**Set exercise:** Records follow. Copy every line with "Sutton".

## begin Excerpted data

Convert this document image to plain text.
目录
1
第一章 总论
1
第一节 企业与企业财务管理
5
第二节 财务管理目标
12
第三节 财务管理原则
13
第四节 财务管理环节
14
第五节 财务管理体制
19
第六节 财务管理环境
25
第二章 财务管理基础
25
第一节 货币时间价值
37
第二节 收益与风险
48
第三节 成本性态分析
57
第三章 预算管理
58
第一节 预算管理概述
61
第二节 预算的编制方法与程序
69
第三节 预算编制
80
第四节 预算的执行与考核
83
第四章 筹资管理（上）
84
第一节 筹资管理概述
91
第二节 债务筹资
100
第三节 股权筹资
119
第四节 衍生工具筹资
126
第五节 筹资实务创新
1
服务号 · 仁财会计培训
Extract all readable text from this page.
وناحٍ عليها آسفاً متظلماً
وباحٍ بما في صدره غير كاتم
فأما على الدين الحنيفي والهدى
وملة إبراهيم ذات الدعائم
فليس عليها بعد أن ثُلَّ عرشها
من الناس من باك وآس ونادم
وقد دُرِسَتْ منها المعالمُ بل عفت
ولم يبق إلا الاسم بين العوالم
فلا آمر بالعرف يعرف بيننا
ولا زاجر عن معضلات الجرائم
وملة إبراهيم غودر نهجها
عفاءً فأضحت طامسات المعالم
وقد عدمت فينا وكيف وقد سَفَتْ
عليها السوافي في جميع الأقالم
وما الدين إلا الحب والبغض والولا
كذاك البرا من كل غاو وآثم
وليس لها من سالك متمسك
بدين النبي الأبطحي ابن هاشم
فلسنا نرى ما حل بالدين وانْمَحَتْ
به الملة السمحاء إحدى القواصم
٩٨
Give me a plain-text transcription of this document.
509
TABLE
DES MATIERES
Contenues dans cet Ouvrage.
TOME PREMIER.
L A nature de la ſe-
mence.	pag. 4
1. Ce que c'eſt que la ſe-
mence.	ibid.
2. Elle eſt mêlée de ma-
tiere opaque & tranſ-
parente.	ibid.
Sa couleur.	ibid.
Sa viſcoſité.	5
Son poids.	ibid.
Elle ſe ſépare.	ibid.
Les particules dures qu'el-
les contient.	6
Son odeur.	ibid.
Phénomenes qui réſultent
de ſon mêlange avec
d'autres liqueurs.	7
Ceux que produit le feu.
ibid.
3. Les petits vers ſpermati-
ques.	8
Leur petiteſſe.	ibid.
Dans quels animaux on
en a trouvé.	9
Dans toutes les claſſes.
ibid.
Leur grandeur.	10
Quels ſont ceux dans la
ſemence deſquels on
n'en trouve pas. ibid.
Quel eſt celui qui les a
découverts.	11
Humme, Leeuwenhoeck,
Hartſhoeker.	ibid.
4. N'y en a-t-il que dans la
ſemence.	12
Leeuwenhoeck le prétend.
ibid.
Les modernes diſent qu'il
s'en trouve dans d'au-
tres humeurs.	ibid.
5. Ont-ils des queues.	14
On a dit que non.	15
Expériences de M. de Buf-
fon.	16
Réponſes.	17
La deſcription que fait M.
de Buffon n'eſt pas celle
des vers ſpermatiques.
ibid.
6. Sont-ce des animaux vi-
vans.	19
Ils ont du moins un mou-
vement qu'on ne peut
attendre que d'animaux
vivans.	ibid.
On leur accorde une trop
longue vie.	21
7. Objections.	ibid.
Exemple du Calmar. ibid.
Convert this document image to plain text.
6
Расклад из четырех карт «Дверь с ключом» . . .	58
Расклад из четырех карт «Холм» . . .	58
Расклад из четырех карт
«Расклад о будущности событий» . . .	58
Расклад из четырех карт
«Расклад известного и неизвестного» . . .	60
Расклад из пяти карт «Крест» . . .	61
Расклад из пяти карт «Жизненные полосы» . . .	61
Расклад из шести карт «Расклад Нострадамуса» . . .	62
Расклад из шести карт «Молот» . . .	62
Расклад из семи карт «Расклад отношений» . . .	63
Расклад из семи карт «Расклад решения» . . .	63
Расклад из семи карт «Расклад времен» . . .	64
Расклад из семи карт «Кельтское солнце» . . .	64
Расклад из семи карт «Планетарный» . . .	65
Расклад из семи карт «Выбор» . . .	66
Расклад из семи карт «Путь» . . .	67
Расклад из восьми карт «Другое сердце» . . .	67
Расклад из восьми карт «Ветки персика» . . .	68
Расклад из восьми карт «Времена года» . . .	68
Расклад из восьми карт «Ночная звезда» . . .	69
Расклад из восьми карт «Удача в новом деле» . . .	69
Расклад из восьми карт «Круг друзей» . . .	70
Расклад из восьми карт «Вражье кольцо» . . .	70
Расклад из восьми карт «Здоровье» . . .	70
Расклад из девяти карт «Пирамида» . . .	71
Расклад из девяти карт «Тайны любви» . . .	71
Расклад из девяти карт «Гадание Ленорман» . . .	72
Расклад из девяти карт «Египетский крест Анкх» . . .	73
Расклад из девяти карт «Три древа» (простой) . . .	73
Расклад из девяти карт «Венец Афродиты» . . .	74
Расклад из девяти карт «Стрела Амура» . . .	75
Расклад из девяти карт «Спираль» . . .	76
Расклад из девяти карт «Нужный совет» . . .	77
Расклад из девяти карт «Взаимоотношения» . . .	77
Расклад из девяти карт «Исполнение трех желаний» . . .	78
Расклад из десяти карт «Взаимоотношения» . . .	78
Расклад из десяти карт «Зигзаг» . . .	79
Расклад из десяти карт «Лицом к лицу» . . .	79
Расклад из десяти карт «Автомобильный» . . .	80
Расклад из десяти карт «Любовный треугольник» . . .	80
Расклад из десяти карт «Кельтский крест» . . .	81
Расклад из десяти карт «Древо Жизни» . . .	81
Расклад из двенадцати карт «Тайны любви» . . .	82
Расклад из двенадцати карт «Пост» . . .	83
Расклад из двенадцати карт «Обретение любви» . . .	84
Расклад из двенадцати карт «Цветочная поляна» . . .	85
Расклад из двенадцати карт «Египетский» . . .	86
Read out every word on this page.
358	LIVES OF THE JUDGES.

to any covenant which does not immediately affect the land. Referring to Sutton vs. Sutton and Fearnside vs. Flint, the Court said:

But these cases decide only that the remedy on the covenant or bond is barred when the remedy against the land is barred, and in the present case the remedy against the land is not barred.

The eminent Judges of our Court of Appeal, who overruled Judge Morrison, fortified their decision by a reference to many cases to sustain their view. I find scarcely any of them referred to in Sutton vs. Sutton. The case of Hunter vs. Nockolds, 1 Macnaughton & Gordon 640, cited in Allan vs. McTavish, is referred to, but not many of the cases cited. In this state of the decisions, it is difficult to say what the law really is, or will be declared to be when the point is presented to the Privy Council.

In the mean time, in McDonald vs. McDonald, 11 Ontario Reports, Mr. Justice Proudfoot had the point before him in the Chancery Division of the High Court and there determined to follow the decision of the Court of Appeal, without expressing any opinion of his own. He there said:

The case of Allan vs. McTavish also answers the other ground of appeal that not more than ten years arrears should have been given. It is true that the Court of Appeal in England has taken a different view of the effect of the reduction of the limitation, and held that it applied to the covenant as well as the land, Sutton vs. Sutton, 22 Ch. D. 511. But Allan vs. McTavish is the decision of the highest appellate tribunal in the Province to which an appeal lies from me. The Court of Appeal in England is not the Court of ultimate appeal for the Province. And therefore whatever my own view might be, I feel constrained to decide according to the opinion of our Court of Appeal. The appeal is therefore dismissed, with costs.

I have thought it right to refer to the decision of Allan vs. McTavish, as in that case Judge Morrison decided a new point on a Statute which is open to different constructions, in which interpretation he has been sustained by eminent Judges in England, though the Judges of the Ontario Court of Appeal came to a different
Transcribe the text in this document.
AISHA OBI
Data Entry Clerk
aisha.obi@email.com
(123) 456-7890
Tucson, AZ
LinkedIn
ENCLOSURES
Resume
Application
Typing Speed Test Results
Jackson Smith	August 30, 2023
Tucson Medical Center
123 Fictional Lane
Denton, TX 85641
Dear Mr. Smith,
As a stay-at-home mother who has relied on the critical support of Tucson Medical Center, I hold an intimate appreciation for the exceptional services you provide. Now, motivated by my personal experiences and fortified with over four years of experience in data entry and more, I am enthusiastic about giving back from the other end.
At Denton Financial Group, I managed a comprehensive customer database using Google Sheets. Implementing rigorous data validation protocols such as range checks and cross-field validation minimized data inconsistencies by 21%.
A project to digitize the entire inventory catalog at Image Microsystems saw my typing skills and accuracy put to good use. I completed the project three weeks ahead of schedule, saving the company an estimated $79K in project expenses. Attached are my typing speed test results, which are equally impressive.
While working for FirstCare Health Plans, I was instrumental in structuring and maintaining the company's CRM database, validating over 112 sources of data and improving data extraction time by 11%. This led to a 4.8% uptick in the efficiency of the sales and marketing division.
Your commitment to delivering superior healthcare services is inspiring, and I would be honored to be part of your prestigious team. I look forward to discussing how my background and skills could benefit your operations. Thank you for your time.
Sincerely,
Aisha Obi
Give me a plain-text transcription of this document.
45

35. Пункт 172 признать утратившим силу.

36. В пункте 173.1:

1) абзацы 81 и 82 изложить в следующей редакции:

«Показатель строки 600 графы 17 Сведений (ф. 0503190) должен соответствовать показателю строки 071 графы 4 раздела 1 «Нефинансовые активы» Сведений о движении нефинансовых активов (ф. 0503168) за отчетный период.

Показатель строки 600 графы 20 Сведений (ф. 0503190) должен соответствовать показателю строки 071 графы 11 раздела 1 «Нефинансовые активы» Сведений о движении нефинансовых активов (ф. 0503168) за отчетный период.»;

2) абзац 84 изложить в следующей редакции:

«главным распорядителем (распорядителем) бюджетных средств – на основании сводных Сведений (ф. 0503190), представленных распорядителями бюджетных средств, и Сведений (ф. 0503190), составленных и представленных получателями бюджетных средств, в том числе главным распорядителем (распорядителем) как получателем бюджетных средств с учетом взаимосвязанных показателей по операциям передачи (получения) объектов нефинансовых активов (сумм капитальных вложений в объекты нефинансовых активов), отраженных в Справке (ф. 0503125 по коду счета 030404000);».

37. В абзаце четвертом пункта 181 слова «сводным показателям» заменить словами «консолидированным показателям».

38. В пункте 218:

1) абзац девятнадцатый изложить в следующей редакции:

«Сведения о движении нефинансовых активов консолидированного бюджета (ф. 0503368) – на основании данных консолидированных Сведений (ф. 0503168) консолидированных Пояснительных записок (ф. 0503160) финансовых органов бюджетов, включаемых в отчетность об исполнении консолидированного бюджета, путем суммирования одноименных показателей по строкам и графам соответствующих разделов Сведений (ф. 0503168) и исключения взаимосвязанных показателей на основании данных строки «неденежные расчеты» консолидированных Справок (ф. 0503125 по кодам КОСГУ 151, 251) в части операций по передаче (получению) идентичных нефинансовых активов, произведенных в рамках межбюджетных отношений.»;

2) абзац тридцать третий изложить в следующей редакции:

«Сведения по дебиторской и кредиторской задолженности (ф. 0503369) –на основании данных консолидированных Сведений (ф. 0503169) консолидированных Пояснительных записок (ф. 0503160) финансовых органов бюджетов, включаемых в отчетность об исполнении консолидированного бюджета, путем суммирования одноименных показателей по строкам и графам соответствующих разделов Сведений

## end Excerpted data

**Exercise output:**
to any covenant which does not immediately affect the land. Referring to Sutton vs. Sutton and Fearnside vs. Flint, the Court said:
The eminent Judges of our Court of Appeal, who overruled Judge Morrison, fortified their decision by a reference to many cases to sustain their view. I find scarcely any of them referred to in Sutton vs. Sutton. The case of Hunter vs. Nockolds, 1 Macnaughton & Gordon 640, cited in Allan vs. McTavish, is referred to, but not many of the cases cited. In this state of the decisions, it is difficult to say what the law really is, or will be declared to be when the point is presented to the Privy Council.
The case of Allan vs. McTavish also answers the other ground of appeal that not more than ten years arrears should have been given. It is true that the Court of Appeal in England has taken a different view of the effect of the reduction of the limitation, and held that it applied to the covenant as well as the land, Sutton vs. Sutton, 22 Ch. D. 511. But Allan vs. McTavish is the decision of the highest appellate tribunal in the Province to which an appeal lies from me. The Court of Appeal in England is not the Court of ultimate appeal for the Province. And therefore whatever my own view might be, I feel constrained to decide according to the opinion of our Court of Appeal. The appeal is therefore dismissed, with costs.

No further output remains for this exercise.